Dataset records
[START]
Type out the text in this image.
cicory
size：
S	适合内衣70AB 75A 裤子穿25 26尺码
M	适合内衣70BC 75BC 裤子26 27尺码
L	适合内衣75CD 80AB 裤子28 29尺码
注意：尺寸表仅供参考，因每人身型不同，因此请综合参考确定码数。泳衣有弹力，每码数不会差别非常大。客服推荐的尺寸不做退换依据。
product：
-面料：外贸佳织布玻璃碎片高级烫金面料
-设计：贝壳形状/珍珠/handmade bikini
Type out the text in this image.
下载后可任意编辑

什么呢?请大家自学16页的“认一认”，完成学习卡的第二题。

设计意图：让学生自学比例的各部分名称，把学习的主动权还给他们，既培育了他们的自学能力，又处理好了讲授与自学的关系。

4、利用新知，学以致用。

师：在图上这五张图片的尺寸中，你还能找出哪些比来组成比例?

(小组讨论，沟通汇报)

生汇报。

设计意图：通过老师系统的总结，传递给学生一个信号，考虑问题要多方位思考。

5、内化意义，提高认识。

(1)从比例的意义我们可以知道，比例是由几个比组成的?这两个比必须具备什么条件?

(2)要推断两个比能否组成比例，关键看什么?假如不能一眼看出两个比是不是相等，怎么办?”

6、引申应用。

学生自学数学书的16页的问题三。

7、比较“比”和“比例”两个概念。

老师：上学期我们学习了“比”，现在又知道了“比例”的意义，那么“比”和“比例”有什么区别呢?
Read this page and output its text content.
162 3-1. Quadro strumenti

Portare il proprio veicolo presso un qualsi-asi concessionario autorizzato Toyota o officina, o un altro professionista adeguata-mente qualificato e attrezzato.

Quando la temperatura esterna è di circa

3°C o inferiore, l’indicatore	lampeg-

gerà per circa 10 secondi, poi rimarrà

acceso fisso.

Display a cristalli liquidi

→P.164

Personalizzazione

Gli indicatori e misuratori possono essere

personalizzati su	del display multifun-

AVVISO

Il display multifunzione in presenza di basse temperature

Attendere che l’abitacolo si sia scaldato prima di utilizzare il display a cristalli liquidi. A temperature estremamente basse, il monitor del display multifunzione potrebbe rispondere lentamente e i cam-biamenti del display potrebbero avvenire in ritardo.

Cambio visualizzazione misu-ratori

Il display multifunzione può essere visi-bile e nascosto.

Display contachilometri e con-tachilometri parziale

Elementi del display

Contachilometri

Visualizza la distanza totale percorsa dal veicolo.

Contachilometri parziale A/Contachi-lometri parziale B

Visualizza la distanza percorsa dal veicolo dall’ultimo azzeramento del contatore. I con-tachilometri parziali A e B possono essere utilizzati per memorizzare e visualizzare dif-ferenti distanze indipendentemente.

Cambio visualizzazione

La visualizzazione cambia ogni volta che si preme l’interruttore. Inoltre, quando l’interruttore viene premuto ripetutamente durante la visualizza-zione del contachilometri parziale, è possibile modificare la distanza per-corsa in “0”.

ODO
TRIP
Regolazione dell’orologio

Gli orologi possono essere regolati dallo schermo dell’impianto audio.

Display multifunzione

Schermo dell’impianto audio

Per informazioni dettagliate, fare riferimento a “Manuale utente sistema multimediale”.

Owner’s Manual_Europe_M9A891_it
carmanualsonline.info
[END]
DIRECTIONS FOR THIS TASK:
Find the string "设计意图" in the records, then copy each line where it occurs.

SOLUTION:
设计意图：让学生自学比例的各部分名称，把学习的主动权还给他们，既培育了他们的自学能力，又处理好了讲授与自学的关系。
设计意图：通过老师系统的总结，传递给学生一个信号，考虑问题要多方位思考。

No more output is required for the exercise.